• [Data records]
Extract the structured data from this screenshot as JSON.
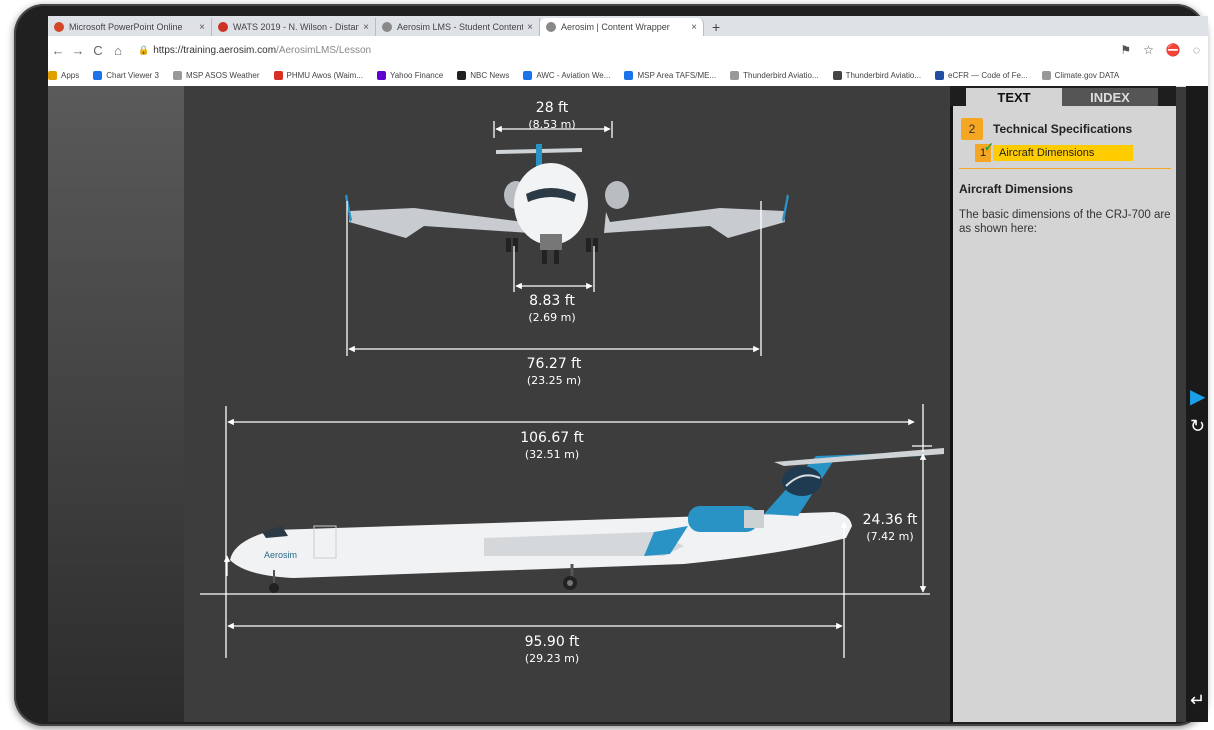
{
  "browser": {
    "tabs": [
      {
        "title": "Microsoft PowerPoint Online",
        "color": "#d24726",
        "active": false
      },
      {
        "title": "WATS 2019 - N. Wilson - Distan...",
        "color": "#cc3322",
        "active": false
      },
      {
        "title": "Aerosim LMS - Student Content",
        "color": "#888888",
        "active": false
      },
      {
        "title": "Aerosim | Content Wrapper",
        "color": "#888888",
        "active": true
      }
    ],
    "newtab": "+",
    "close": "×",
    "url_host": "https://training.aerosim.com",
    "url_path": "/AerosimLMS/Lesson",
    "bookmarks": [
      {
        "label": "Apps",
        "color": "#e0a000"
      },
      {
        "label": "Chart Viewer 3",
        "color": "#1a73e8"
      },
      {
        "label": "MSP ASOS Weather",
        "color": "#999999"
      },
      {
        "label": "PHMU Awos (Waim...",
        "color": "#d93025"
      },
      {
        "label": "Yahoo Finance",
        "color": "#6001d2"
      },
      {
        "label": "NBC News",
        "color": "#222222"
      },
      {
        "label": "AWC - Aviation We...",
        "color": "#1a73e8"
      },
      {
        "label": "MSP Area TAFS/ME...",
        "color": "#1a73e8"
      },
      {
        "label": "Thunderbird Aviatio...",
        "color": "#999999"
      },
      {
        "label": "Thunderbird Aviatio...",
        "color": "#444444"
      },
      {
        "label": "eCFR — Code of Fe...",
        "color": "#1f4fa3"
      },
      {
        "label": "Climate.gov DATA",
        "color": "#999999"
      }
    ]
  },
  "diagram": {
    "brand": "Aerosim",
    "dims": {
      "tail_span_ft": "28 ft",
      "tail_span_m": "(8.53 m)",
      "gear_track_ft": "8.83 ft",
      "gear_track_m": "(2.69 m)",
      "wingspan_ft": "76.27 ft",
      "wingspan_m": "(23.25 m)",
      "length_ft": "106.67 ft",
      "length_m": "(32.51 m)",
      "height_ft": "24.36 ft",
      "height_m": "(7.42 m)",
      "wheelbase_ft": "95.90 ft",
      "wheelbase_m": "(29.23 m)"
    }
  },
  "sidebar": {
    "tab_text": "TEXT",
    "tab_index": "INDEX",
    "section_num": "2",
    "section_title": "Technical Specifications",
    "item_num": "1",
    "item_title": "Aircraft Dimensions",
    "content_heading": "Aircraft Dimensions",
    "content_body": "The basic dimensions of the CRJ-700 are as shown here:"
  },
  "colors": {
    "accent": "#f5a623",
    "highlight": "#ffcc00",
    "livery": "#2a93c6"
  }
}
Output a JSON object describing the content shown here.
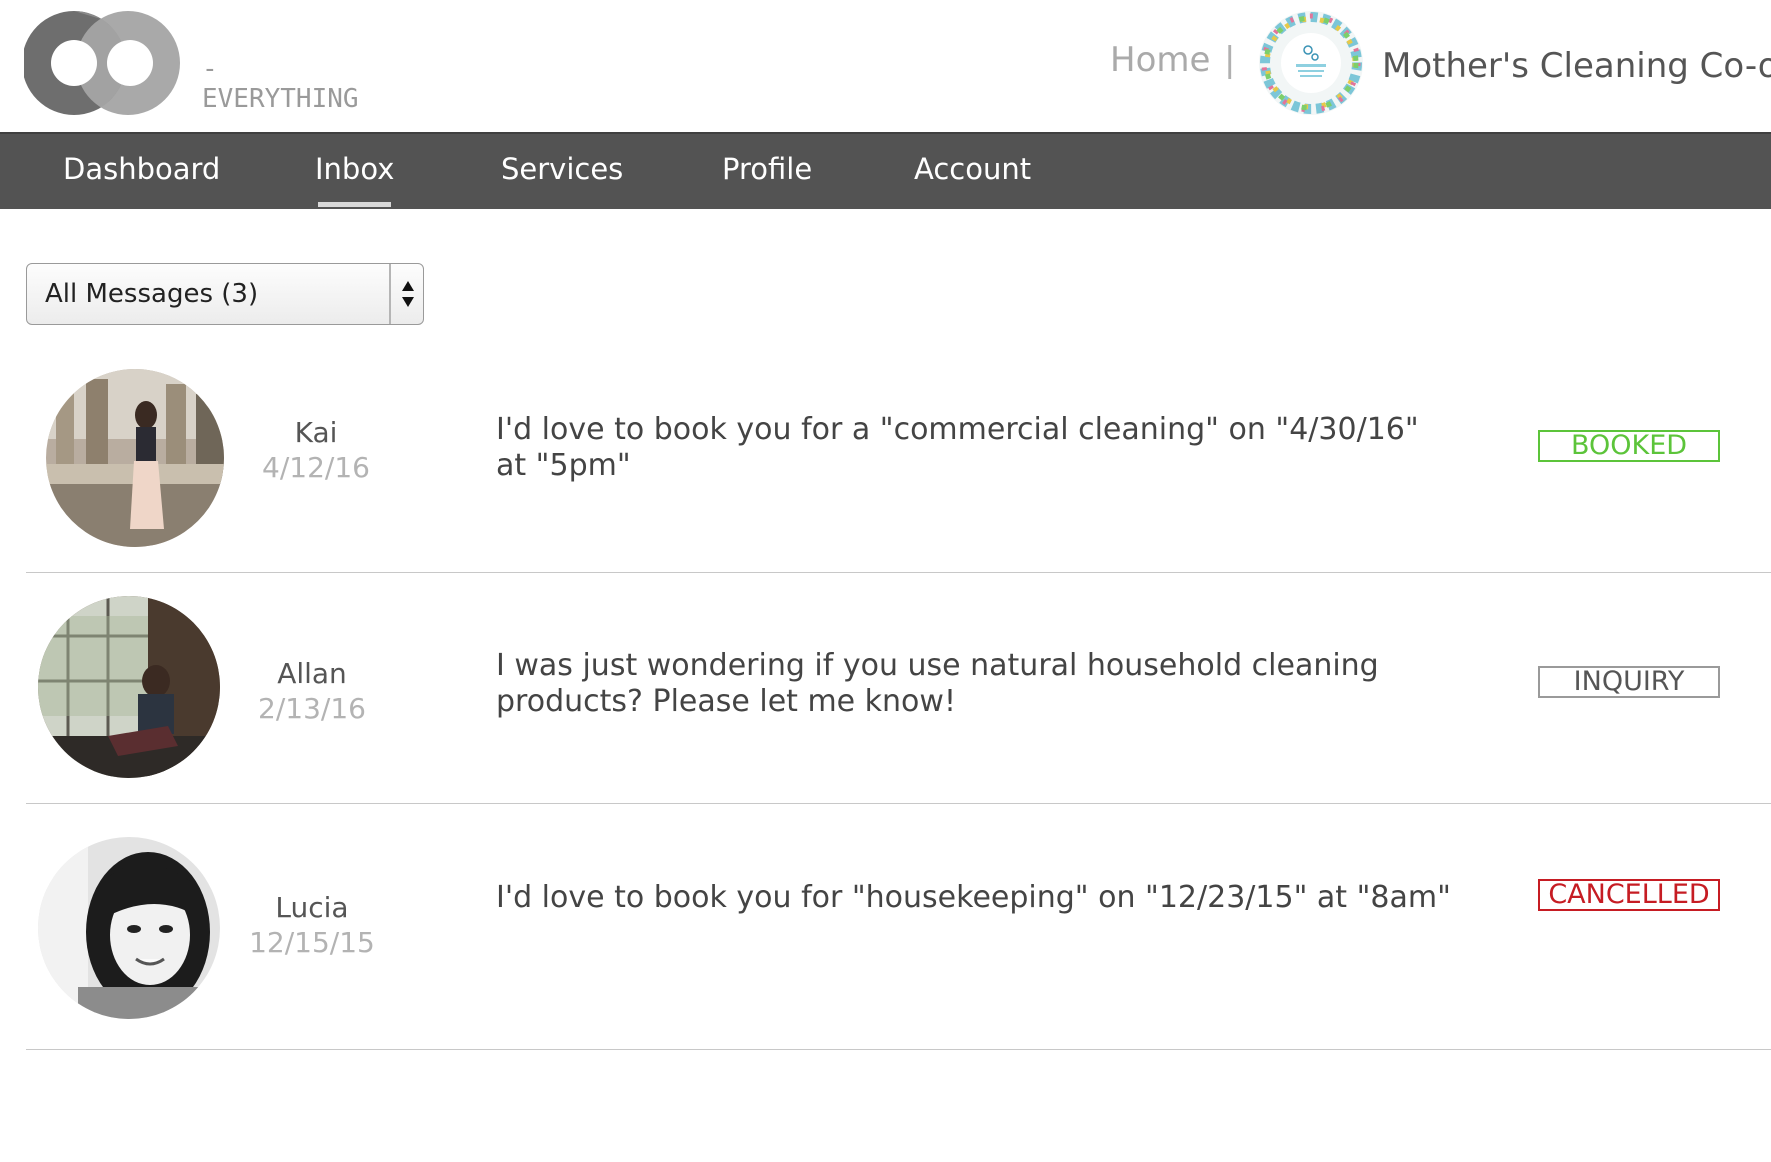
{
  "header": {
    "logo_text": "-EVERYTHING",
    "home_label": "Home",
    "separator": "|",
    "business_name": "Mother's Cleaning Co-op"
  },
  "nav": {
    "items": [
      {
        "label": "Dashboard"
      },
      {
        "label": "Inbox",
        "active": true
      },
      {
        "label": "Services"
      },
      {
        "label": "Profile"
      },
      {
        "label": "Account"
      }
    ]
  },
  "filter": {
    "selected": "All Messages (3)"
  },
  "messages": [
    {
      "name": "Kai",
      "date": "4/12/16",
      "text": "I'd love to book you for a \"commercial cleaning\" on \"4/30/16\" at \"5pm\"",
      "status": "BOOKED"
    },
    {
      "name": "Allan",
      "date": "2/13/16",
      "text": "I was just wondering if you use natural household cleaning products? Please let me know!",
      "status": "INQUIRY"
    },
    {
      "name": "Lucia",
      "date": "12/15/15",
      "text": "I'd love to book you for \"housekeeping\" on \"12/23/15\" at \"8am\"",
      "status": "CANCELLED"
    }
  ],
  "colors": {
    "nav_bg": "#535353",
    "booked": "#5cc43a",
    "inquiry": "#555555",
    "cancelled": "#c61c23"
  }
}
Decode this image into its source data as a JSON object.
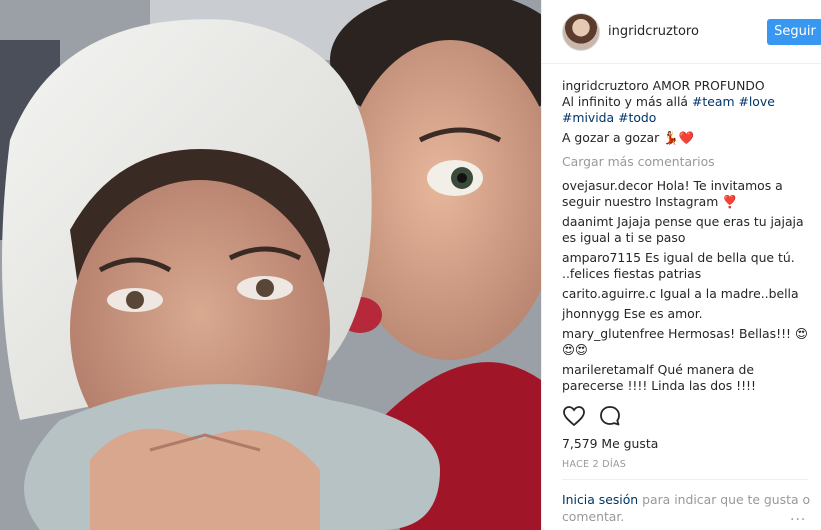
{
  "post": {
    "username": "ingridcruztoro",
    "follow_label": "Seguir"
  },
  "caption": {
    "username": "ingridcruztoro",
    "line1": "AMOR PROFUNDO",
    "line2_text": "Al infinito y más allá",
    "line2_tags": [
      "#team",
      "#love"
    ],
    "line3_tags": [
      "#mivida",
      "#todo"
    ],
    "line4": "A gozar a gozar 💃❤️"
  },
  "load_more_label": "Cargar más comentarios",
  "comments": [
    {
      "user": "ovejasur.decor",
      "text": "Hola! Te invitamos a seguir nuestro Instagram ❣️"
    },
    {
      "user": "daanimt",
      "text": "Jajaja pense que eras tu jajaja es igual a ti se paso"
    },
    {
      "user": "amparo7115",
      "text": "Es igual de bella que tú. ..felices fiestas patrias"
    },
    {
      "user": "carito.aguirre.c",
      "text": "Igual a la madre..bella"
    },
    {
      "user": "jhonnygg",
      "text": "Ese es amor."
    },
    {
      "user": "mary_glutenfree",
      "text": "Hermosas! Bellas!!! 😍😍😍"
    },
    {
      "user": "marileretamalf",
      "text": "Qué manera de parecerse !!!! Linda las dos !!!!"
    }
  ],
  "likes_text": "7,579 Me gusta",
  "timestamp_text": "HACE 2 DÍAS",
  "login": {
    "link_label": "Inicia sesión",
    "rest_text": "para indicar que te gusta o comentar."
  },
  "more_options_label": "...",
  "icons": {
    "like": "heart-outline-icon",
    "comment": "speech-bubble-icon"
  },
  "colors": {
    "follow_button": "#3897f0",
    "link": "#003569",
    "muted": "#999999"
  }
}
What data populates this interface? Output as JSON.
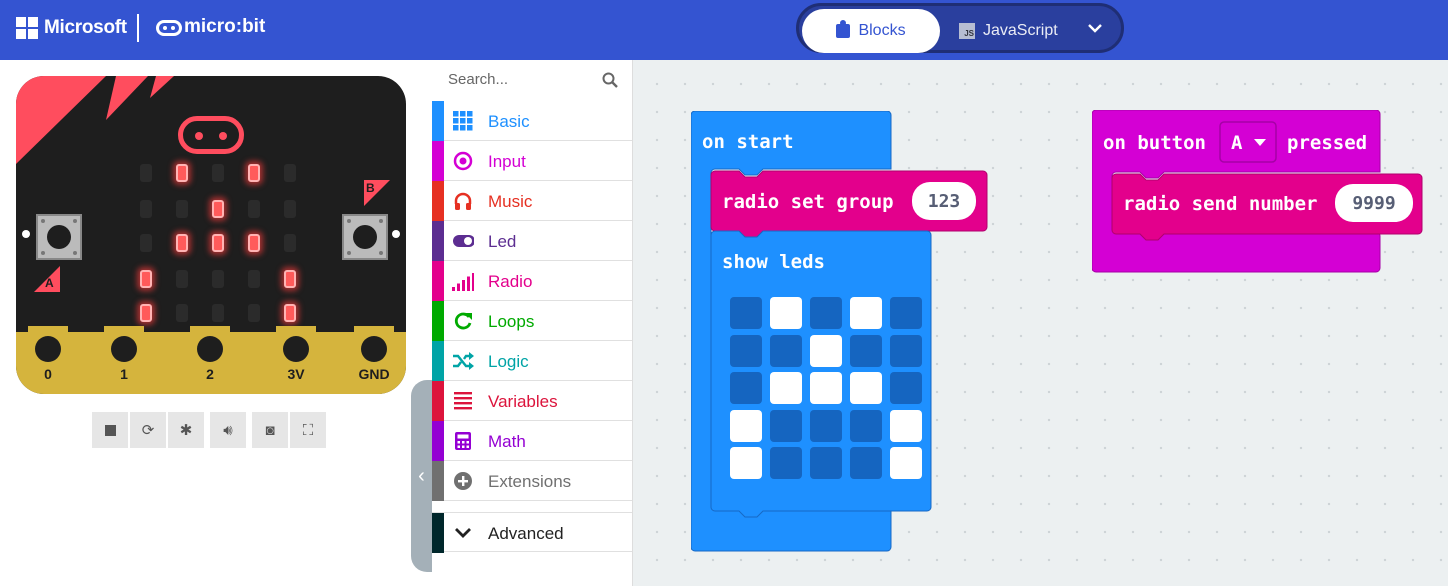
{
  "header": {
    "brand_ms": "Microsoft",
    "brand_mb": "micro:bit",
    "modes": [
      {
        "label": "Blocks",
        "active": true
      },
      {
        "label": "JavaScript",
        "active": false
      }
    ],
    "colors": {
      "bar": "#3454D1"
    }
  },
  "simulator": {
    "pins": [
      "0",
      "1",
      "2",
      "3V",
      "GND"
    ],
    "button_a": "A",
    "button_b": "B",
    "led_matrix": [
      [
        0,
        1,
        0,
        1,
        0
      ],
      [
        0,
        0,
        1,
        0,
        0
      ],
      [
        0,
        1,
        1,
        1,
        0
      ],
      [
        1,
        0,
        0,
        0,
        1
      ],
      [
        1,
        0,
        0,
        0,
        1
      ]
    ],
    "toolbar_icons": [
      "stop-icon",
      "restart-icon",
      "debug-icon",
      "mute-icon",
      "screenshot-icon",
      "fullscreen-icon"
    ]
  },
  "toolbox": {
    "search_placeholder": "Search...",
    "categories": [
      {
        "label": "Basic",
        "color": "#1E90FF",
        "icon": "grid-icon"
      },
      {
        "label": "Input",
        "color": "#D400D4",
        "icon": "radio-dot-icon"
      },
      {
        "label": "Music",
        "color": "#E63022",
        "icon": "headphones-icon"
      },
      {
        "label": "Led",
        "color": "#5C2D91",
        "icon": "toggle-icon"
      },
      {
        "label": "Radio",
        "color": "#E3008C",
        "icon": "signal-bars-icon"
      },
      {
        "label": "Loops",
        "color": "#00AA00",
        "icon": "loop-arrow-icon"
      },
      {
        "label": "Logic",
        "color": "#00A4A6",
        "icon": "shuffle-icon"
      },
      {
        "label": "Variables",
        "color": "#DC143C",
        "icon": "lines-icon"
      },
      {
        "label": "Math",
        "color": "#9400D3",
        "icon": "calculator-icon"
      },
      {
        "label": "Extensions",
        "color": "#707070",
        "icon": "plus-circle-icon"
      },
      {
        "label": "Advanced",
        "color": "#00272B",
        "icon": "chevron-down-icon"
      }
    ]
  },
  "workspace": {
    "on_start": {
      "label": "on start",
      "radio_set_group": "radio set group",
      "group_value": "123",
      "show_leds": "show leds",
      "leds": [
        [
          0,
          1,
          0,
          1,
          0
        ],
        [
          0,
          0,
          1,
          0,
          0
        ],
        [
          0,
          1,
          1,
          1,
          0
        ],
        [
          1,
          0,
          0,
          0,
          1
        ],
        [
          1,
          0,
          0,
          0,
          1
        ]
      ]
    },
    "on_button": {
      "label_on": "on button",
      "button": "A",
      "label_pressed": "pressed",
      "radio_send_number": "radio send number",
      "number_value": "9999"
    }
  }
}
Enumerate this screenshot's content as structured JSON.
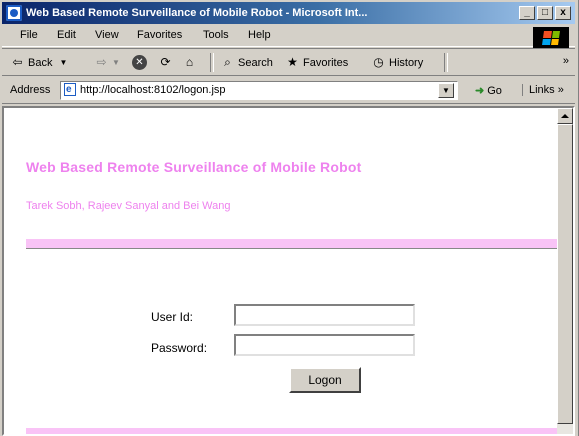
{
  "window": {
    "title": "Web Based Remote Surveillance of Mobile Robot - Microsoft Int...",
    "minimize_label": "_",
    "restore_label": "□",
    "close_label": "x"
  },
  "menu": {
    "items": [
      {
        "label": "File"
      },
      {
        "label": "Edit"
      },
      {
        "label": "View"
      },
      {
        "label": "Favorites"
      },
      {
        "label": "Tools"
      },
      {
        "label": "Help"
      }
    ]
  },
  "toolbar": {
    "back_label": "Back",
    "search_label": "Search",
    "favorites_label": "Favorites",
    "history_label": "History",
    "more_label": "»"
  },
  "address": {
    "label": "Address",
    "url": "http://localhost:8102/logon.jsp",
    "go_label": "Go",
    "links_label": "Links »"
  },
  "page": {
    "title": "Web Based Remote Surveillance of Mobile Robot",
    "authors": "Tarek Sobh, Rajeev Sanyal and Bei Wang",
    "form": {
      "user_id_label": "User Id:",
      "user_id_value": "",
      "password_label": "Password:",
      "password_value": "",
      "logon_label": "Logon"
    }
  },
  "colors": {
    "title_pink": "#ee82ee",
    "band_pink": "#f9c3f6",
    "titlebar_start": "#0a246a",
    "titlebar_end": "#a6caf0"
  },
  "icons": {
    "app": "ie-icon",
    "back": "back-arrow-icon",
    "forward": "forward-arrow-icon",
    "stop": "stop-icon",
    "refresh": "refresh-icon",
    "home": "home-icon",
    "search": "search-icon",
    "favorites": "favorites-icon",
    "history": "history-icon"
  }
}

• [Problem to solve] Scan the records above, count the lines with "object" in them, and give only the number.

• [Answer in full] 2